■ **WORK TO BE COMPLETED**
Each line that contains the string "name" counts once; report how many such lines appear in the data, as a number only.

Entries with figure data
========================

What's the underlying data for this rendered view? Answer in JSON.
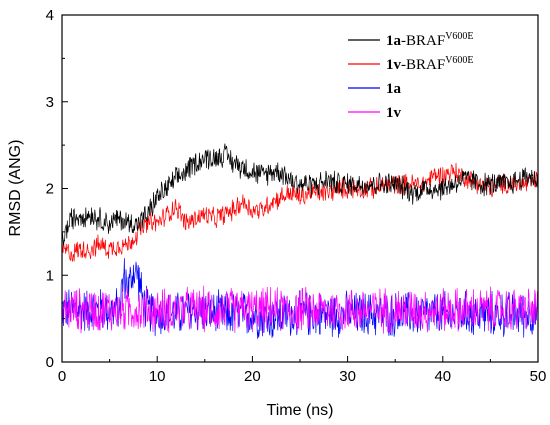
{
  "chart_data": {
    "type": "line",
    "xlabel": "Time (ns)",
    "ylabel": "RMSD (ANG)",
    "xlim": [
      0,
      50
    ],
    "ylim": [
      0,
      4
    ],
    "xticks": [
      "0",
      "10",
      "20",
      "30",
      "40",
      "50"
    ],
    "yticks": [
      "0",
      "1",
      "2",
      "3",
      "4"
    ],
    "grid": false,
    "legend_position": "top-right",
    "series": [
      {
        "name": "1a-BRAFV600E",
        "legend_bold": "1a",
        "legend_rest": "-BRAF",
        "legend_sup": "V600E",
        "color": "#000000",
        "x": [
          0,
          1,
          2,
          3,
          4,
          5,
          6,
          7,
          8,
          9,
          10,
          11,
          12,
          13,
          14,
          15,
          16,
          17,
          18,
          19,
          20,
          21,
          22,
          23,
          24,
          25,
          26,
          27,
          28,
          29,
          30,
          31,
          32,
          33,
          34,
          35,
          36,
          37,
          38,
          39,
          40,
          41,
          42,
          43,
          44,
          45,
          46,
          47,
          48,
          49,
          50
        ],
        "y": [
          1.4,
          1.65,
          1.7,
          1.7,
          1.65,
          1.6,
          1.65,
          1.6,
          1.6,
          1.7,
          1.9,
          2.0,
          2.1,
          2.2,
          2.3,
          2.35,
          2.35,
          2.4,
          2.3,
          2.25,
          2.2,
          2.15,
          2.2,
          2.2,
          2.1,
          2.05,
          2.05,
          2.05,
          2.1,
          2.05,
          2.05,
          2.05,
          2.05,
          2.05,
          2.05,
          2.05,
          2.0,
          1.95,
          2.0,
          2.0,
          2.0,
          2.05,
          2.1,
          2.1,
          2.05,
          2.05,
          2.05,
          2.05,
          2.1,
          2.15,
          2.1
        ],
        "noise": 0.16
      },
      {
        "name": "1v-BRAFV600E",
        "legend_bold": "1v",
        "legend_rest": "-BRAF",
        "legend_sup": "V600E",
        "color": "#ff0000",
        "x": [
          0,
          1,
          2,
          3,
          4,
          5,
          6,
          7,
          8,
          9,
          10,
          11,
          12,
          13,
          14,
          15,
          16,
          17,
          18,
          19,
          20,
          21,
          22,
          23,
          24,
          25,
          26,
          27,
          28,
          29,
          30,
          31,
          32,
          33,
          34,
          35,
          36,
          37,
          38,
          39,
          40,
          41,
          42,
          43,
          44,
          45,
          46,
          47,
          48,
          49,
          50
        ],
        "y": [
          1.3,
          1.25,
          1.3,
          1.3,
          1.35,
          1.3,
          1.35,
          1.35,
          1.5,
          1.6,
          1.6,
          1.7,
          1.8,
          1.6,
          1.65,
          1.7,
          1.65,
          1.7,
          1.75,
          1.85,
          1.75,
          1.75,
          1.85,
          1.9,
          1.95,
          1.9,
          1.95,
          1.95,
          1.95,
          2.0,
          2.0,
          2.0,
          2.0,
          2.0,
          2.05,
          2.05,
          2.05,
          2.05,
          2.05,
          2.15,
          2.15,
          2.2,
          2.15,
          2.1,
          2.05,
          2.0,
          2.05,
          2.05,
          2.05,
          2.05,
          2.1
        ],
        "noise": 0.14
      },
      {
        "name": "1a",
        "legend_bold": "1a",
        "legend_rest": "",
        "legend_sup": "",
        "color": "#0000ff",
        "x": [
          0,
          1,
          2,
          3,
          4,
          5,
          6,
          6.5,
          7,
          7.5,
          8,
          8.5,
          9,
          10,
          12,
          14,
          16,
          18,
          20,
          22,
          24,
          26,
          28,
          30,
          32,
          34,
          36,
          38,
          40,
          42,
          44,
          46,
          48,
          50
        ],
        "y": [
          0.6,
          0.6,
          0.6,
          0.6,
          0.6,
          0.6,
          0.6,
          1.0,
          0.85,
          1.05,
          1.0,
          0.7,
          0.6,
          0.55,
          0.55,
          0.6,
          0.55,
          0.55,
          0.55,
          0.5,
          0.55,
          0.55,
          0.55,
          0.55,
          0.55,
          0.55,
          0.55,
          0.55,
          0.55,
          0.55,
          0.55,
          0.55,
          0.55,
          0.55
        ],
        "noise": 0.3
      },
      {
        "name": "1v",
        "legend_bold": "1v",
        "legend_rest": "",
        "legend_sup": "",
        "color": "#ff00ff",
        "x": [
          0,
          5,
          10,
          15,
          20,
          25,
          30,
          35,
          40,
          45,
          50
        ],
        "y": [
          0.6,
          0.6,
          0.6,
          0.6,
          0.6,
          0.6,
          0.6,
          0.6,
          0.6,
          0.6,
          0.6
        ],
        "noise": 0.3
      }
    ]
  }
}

========================

■ **WRITTEN SOLUTION**
4